→ **Short problem**:
Reproduce each line from the records that holds "type".

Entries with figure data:
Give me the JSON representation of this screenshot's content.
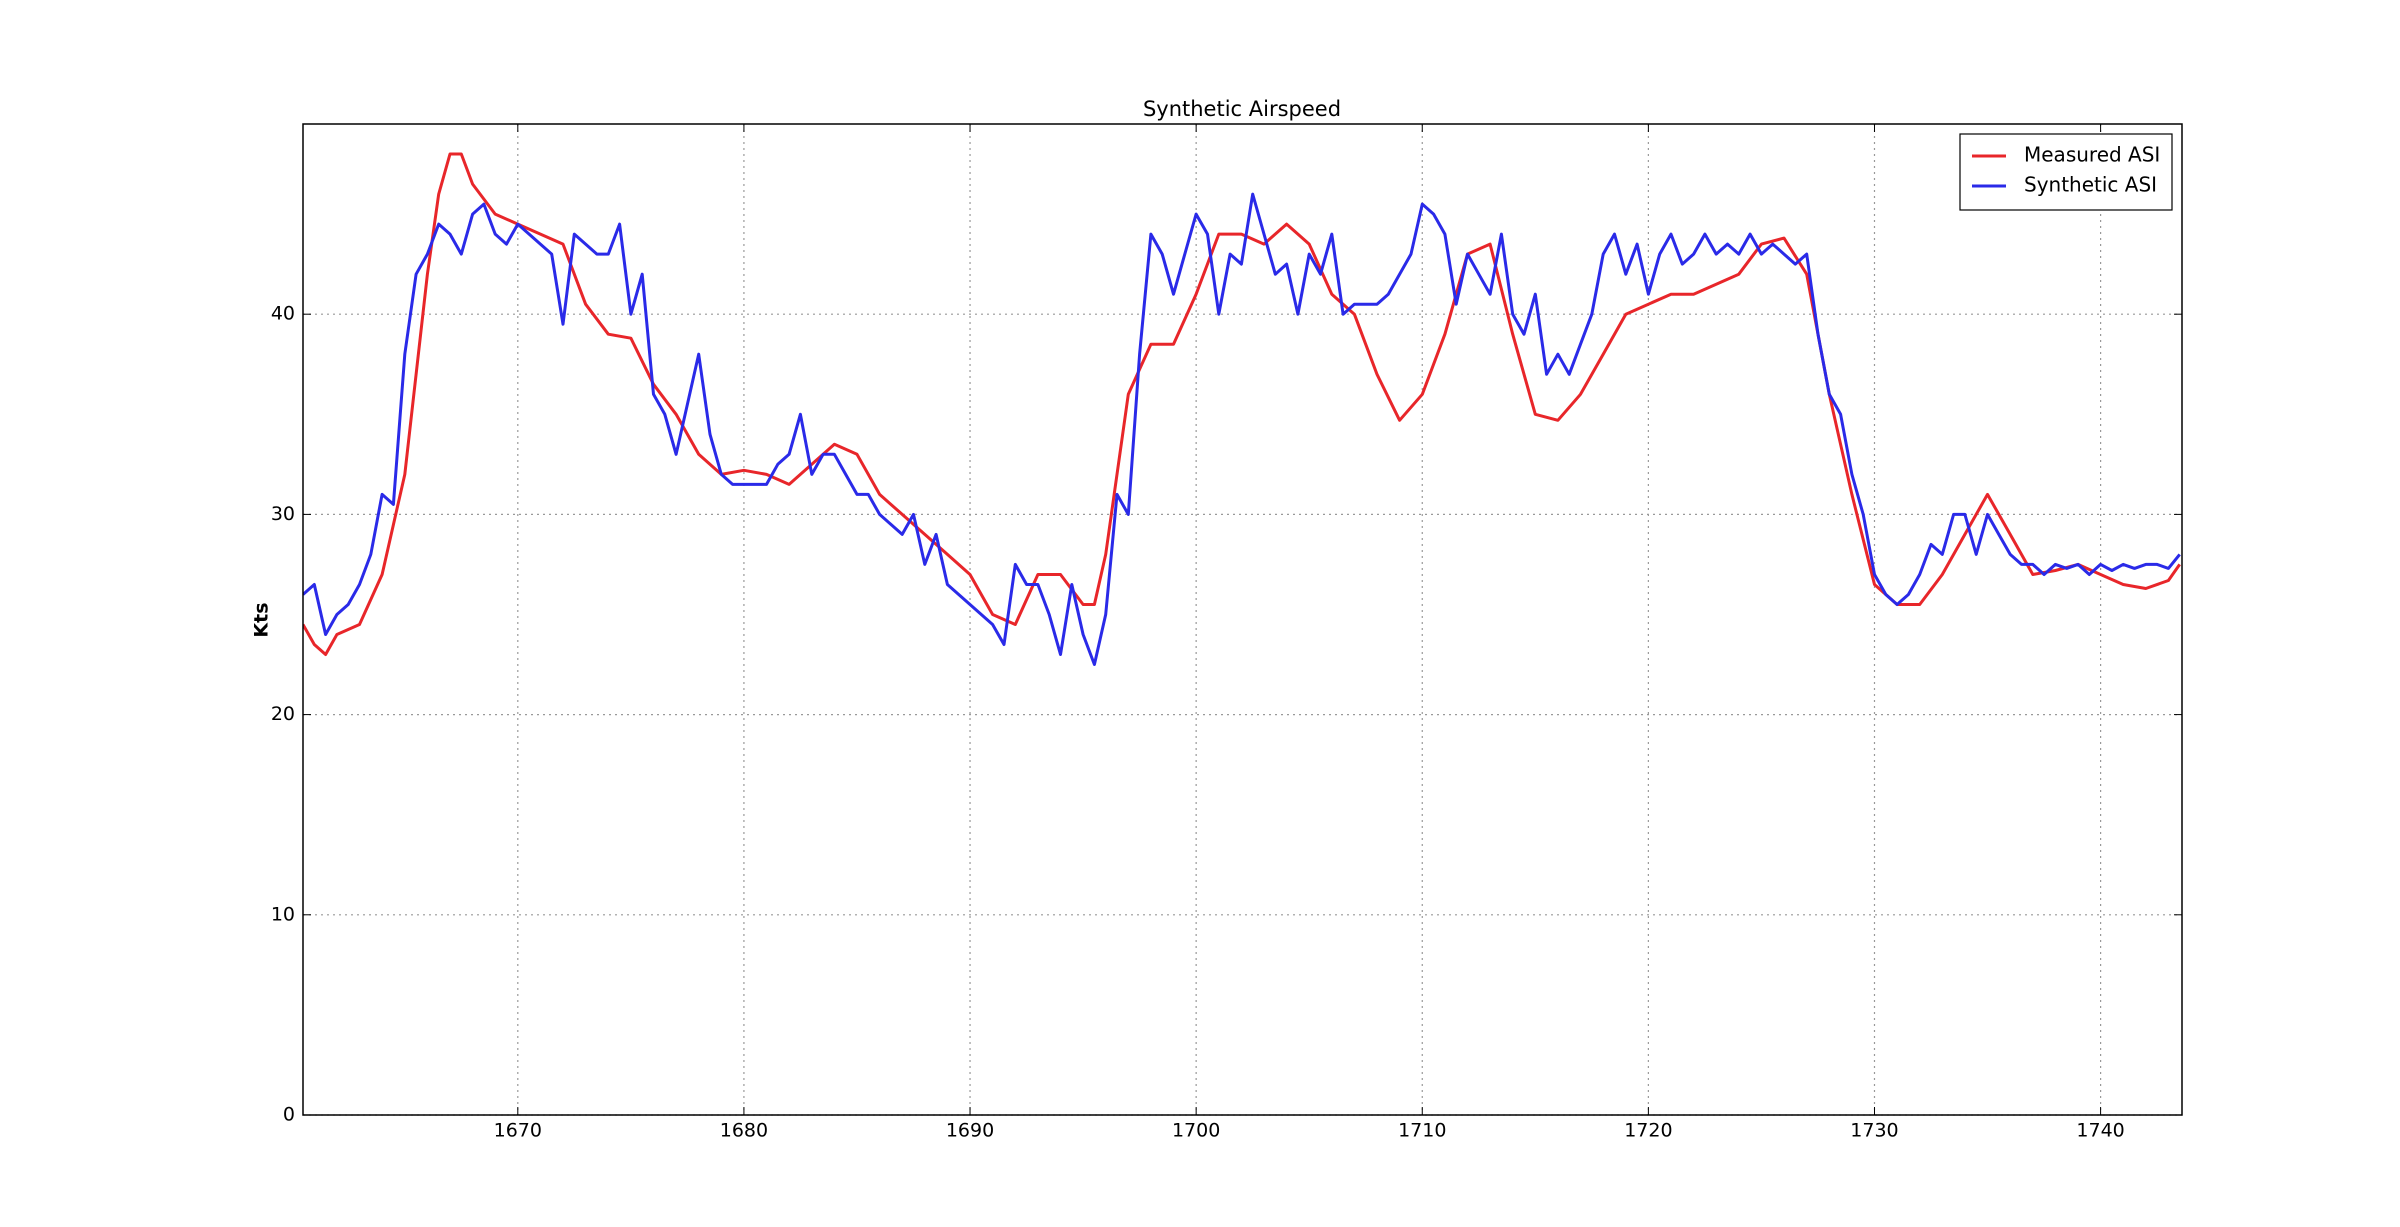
{
  "chart_data": {
    "type": "line",
    "title": "Synthetic Airspeed",
    "y_label": "Kts",
    "xlim": [
      1660.5,
      1743.6
    ],
    "ylim": [
      0,
      49.5
    ],
    "xticks": [
      1670,
      1680,
      1690,
      1700,
      1710,
      1720,
      1730,
      1740
    ],
    "yticks": [
      0,
      10,
      20,
      30,
      40
    ],
    "grid": true,
    "legend": "upper right",
    "series": [
      {
        "name": "Measured ASI",
        "color": "#e8262a",
        "x": [
          1660.5,
          1661,
          1661.5,
          1662,
          1663,
          1664,
          1665,
          1666,
          1666.5,
          1667,
          1667.5,
          1668,
          1669,
          1670,
          1671,
          1672,
          1673,
          1674,
          1675,
          1676,
          1677,
          1678,
          1679,
          1680,
          1681,
          1682,
          1683,
          1684,
          1685,
          1686,
          1687,
          1688,
          1689,
          1690,
          1691,
          1692,
          1693,
          1694,
          1695,
          1695.5,
          1696,
          1697,
          1698,
          1699,
          1700,
          1701,
          1702,
          1703,
          1704,
          1705,
          1706,
          1707,
          1708,
          1709,
          1710,
          1711,
          1712,
          1713,
          1714,
          1715,
          1716,
          1717,
          1718,
          1719,
          1720,
          1721,
          1722,
          1723,
          1724,
          1725,
          1726,
          1727,
          1728,
          1729,
          1730,
          1731,
          1732,
          1733,
          1734,
          1735,
          1736,
          1737,
          1738,
          1739,
          1740,
          1741,
          1742,
          1743,
          1743.5
        ],
        "values": [
          24.5,
          23.5,
          23,
          24,
          24.5,
          27,
          32,
          42,
          46,
          48,
          48,
          46.5,
          45,
          44.5,
          44,
          43.5,
          40.5,
          39,
          38.8,
          36.5,
          35,
          33,
          32,
          32.2,
          32,
          31.5,
          32.5,
          33.5,
          33,
          31,
          30,
          29,
          28,
          27,
          25,
          24.5,
          27,
          27,
          25.5,
          25.5,
          28,
          36,
          38.5,
          38.5,
          41,
          44,
          44,
          43.5,
          44.5,
          43.5,
          41,
          40,
          37,
          34.7,
          36,
          39,
          43,
          43.5,
          39,
          35,
          34.7,
          36,
          38,
          40,
          40.5,
          41,
          41,
          41.5,
          42,
          43.5,
          43.8,
          42,
          36,
          31,
          26.5,
          25.5,
          25.5,
          27,
          29,
          31,
          29,
          27,
          27.2,
          27.5,
          27,
          26.5,
          26.3,
          26.7,
          27.5
        ]
      },
      {
        "name": "Synthetic ASI",
        "color": "#2a2ae8",
        "x": [
          1660.5,
          1661,
          1661.5,
          1662,
          1662.5,
          1663,
          1663.5,
          1664,
          1664.5,
          1665,
          1665.5,
          1666,
          1666.5,
          1667,
          1667.5,
          1668,
          1668.5,
          1669,
          1669.5,
          1670,
          1670.5,
          1671,
          1671.5,
          1672,
          1672.5,
          1673,
          1673.5,
          1674,
          1674.5,
          1675,
          1675.5,
          1676,
          1676.5,
          1677,
          1677.5,
          1678,
          1678.5,
          1679,
          1679.5,
          1680,
          1680.5,
          1681,
          1681.5,
          1682,
          1682.5,
          1683,
          1683.5,
          1684,
          1684.5,
          1685,
          1685.5,
          1686,
          1686.5,
          1687,
          1687.5,
          1688,
          1688.5,
          1689,
          1689.5,
          1690,
          1690.5,
          1691,
          1691.5,
          1692,
          1692.5,
          1693,
          1693.5,
          1694,
          1694.5,
          1695,
          1695.5,
          1696,
          1696.5,
          1697,
          1697.5,
          1698,
          1698.5,
          1699,
          1699.5,
          1700,
          1700.5,
          1701,
          1701.5,
          1702,
          1702.5,
          1703,
          1703.5,
          1704,
          1704.5,
          1705,
          1705.5,
          1706,
          1706.5,
          1707,
          1707.5,
          1708,
          1708.5,
          1709,
          1709.5,
          1710,
          1710.5,
          1711,
          1711.5,
          1712,
          1712.5,
          1713,
          1713.5,
          1714,
          1714.5,
          1715,
          1715.5,
          1716,
          1716.5,
          1717,
          1717.5,
          1718,
          1718.5,
          1719,
          1719.5,
          1720,
          1720.5,
          1721,
          1721.5,
          1722,
          1722.5,
          1723,
          1723.5,
          1724,
          1724.5,
          1725,
          1725.5,
          1726,
          1726.5,
          1727,
          1727.5,
          1728,
          1728.5,
          1729,
          1729.5,
          1730,
          1730.5,
          1731,
          1731.5,
          1732,
          1732.5,
          1733,
          1733.5,
          1734,
          1734.5,
          1735,
          1735.5,
          1736,
          1736.5,
          1737,
          1737.5,
          1738,
          1738.5,
          1739,
          1739.5,
          1740,
          1740.5,
          1741,
          1741.5,
          1742,
          1742.5,
          1743,
          1743.5
        ],
        "values": [
          26,
          26.5,
          24,
          25,
          25.5,
          26.5,
          28,
          31,
          30.5,
          38,
          42,
          43,
          44.5,
          44,
          43,
          45,
          45.5,
          44,
          43.5,
          44.5,
          44,
          43.5,
          43,
          39.5,
          44,
          43.5,
          43,
          43,
          44.5,
          40,
          42,
          36,
          35,
          33,
          35.5,
          38,
          34,
          32,
          31.5,
          31.5,
          31.5,
          31.5,
          32.5,
          33,
          35,
          32,
          33,
          33,
          32,
          31,
          31,
          30,
          29.5,
          29,
          30,
          27.5,
          29,
          26.5,
          26,
          25.5,
          25,
          24.5,
          23.5,
          27.5,
          26.5,
          26.5,
          25,
          23,
          26.5,
          24,
          22.5,
          25,
          31,
          30,
          38,
          44,
          43,
          41,
          43,
          45,
          44,
          40,
          43,
          42.5,
          46,
          44,
          42,
          42.5,
          40,
          43,
          42,
          44,
          40,
          40.5,
          40.5,
          40.5,
          41,
          42,
          43,
          45.5,
          45,
          44,
          40.5,
          43,
          42,
          41,
          44,
          40,
          39,
          41,
          37,
          38,
          37,
          38.5,
          40,
          43,
          44,
          42,
          43.5,
          41,
          43,
          44,
          42.5,
          43,
          44,
          43,
          43.5,
          43,
          44,
          43,
          43.5,
          43,
          42.5,
          43,
          39,
          36,
          35,
          32,
          30,
          27,
          26,
          25.5,
          26,
          27,
          28.5,
          28,
          30,
          30,
          28,
          30,
          29,
          28,
          27.5,
          27.5,
          27,
          27.5,
          27.3,
          27.5,
          27,
          27.5,
          27.2,
          27.5,
          27.3,
          27.5,
          27.5,
          27.3,
          28
        ]
      }
    ]
  }
}
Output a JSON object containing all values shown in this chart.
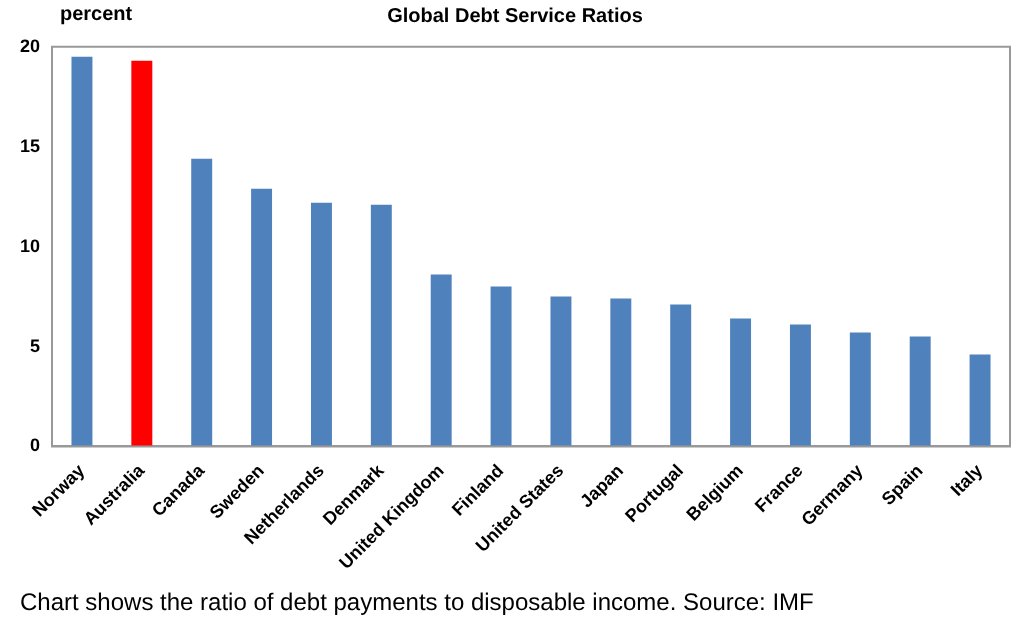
{
  "chart_data": {
    "type": "bar",
    "title": "Global Debt Service Ratios",
    "ylabel": "percent",
    "categories": [
      "Norway",
      "Australia",
      "Canada",
      "Sweden",
      "Netherlands",
      "Denmark",
      "United Kingdom",
      "Finland",
      "United States",
      "Japan",
      "Portugal",
      "Belgium",
      "France",
      "Germany",
      "Spain",
      "Italy"
    ],
    "values": [
      19.5,
      19.3,
      14.4,
      12.9,
      12.2,
      12.1,
      8.6,
      8.0,
      7.5,
      7.4,
      7.1,
      6.4,
      6.1,
      5.7,
      5.5,
      4.6
    ],
    "colors": [
      "#4f81bd",
      "#ff0000",
      "#4f81bd",
      "#4f81bd",
      "#4f81bd",
      "#4f81bd",
      "#4f81bd",
      "#4f81bd",
      "#4f81bd",
      "#4f81bd",
      "#4f81bd",
      "#4f81bd",
      "#4f81bd",
      "#4f81bd",
      "#4f81bd",
      "#4f81bd"
    ],
    "ylim": [
      0,
      20
    ],
    "yticks": [
      0,
      5,
      10,
      15,
      20
    ],
    "grid": false,
    "legend": false,
    "annotations": [
      "Chart shows the ratio of debt payments to disposable income. Source: IMF"
    ]
  }
}
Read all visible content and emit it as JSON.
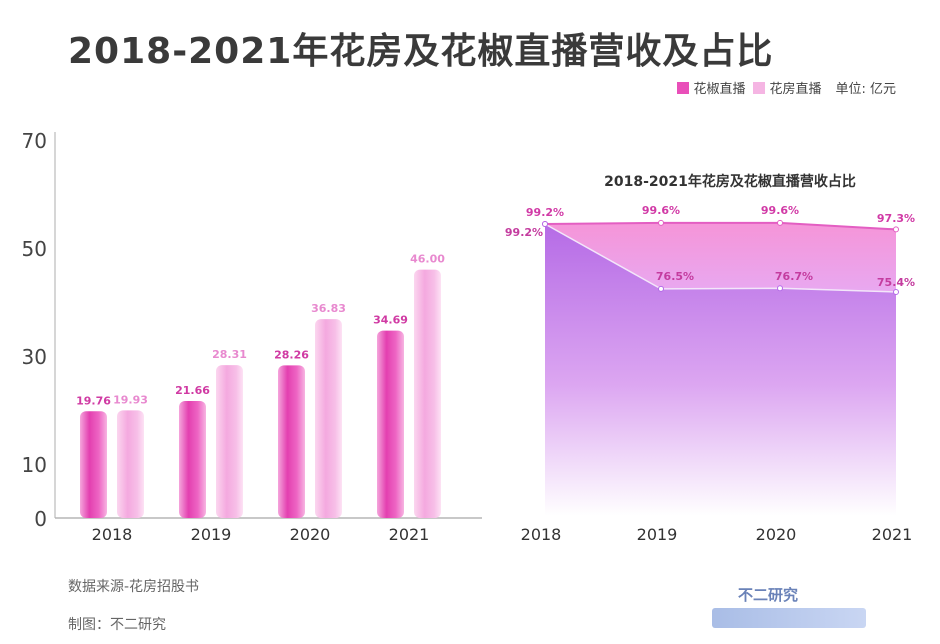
{
  "title": "2018-2021年花房及花椒直播营收及占比",
  "legend": {
    "items": [
      {
        "label": "花椒直播",
        "color": "#e94fb9"
      },
      {
        "label": "花房直播",
        "color": "#f5b5e3"
      }
    ],
    "unit": "单位: 亿元"
  },
  "chart_data": [
    {
      "type": "bar",
      "categories": [
        "2018",
        "2019",
        "2020",
        "2021"
      ],
      "series": [
        {
          "name": "花椒直播",
          "values": [
            19.76,
            21.66,
            28.26,
            34.69
          ],
          "labels": [
            "19.76",
            "21.66",
            "28.26",
            "34.69"
          ]
        },
        {
          "name": "花房直播",
          "values": [
            19.93,
            28.31,
            36.83,
            46.0
          ],
          "labels": [
            "19.93",
            "28.31",
            "36.83",
            "46.00"
          ]
        }
      ],
      "yticks": [
        "0",
        "10",
        "30",
        "50",
        "70"
      ],
      "ylim": [
        0,
        70
      ]
    },
    {
      "type": "area",
      "title": "2018-2021年花房及花椒直播营收占比",
      "categories": [
        "2018",
        "2019",
        "2020",
        "2021"
      ],
      "series": [
        {
          "values": [
            99.2,
            99.6,
            99.6,
            97.3
          ],
          "labels": [
            "99.2%",
            "99.6%",
            "99.6%",
            "97.3%"
          ],
          "color": "#f07fd0"
        },
        {
          "values": [
            99.2,
            76.5,
            76.7,
            75.4
          ],
          "labels": [
            "99.2%",
            "76.5%",
            "76.7%",
            "75.4%"
          ],
          "color": "#b46be8"
        }
      ]
    }
  ],
  "footer": {
    "source": "数据来源-花房招股书",
    "author": "制图：不二研究"
  },
  "brand": "不二研究"
}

→ **Exercise solution**:
    "type": "line",
    "type": "bar",
      "type": "bar",
      "type": "area",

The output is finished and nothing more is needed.